### Prompt
Your task is to copy every line of the entries that contains "name".

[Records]
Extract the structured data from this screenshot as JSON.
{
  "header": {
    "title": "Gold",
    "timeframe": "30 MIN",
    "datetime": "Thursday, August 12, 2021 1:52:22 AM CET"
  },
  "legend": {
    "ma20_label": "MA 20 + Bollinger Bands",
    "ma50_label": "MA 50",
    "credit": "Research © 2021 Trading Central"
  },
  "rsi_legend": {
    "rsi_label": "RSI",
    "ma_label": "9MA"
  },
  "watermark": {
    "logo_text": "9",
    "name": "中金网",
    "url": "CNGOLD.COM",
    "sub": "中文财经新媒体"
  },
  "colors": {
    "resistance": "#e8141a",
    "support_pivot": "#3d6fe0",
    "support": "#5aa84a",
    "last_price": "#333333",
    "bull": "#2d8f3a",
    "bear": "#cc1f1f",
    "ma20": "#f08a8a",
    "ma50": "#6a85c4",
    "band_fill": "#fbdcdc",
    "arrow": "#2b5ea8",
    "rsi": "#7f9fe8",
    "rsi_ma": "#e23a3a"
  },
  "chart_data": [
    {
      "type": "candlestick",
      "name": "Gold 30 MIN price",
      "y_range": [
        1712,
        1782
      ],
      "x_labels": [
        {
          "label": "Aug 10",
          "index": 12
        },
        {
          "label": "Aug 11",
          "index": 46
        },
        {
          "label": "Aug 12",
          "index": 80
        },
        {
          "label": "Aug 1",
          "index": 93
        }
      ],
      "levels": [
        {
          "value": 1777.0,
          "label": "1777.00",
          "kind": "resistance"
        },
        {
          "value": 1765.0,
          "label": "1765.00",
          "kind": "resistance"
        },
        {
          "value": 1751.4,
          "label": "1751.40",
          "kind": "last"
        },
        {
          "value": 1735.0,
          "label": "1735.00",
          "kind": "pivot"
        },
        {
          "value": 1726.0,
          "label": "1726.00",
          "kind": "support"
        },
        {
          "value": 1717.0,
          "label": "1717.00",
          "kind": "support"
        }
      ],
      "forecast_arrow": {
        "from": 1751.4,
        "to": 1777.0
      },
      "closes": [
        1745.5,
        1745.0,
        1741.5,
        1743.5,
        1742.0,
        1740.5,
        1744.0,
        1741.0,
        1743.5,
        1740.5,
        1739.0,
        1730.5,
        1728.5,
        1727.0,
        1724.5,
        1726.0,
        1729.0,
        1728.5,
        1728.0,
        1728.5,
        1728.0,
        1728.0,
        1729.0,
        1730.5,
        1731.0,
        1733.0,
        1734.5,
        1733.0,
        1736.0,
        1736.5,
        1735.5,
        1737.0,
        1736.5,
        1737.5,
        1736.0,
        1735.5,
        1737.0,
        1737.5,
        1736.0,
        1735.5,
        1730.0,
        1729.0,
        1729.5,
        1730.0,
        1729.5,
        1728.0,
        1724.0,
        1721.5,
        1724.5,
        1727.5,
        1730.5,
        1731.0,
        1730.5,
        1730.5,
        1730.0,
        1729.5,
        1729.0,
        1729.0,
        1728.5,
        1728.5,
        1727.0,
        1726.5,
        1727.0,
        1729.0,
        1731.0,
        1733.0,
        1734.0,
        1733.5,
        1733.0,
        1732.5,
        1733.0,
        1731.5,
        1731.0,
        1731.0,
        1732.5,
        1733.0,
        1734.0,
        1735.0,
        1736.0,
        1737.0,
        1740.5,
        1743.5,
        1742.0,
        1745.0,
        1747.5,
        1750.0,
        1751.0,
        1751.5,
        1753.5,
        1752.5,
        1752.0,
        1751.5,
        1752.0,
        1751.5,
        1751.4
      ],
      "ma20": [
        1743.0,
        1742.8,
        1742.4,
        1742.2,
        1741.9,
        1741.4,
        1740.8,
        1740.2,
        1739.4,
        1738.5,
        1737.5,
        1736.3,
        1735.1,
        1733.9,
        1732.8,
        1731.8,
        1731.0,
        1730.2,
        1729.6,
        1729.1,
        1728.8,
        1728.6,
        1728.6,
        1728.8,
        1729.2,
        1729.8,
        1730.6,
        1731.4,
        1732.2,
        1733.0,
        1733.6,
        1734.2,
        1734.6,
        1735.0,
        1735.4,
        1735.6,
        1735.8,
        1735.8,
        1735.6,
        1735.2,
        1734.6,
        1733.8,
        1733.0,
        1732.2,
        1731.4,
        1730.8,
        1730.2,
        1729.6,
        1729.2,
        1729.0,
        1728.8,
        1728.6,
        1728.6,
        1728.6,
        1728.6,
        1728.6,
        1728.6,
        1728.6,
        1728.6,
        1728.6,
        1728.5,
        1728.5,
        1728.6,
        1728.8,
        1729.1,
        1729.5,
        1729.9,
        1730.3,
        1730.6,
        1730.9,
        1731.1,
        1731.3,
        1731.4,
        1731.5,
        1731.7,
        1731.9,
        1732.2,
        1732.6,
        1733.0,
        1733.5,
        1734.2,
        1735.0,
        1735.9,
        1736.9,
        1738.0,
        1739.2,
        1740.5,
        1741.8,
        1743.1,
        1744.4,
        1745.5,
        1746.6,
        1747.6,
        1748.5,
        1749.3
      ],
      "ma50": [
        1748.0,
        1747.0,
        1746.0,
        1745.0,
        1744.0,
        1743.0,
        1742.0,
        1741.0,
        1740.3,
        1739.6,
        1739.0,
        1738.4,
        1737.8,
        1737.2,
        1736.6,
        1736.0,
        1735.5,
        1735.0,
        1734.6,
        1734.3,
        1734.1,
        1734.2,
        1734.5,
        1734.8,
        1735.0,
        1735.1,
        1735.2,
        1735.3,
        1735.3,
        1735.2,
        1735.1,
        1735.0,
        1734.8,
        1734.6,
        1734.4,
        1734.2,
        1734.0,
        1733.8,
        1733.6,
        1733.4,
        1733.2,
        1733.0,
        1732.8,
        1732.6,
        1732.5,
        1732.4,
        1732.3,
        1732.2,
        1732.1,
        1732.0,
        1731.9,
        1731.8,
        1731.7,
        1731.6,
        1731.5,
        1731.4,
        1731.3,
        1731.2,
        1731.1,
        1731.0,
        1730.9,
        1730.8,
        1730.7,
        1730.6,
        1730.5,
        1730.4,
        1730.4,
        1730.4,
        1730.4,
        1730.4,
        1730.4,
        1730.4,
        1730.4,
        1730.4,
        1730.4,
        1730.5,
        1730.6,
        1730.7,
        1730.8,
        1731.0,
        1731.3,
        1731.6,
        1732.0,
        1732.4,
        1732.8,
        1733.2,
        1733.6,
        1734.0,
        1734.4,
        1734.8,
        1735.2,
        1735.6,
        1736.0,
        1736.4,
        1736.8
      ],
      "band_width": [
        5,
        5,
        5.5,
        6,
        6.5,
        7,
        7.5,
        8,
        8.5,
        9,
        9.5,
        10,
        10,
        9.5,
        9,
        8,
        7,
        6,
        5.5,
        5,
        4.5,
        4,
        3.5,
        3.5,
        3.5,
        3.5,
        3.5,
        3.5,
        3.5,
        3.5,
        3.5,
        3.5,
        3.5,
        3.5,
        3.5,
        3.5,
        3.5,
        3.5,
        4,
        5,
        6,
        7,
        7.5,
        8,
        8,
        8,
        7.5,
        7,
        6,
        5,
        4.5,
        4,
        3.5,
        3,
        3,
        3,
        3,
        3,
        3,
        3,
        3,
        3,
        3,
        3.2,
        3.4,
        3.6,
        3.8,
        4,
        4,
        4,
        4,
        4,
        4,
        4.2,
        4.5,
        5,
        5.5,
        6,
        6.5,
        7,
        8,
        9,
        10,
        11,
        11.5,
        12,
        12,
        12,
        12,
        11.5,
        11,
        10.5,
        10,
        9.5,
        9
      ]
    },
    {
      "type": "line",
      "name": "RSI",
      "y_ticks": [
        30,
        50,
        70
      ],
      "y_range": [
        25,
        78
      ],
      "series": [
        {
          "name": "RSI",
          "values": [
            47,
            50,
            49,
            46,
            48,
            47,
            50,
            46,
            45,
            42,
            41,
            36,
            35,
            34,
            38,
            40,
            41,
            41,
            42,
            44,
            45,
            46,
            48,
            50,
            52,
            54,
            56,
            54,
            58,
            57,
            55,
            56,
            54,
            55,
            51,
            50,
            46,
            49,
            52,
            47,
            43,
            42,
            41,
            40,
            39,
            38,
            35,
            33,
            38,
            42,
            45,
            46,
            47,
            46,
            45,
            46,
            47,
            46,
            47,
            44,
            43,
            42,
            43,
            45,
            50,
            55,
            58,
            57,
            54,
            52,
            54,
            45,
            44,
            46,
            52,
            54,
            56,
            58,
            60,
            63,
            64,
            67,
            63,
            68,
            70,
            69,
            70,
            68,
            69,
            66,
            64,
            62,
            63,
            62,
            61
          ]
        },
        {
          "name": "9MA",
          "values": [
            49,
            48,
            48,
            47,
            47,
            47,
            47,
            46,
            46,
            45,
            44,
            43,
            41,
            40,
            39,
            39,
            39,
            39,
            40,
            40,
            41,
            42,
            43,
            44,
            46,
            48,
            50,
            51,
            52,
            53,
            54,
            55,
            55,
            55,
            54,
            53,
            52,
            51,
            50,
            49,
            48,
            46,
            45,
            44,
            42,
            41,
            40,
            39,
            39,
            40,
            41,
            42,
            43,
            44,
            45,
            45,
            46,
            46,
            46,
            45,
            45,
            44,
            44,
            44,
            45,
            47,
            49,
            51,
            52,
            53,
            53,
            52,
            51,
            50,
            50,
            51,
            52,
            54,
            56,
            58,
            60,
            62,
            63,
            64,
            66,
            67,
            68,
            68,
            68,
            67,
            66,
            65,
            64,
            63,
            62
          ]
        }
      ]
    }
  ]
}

### Full response
    "name": "中金网",
      "name": "Gold 30 MIN price",
      "name": "RSI",
          "name": "RSI",
          "name": "9MA",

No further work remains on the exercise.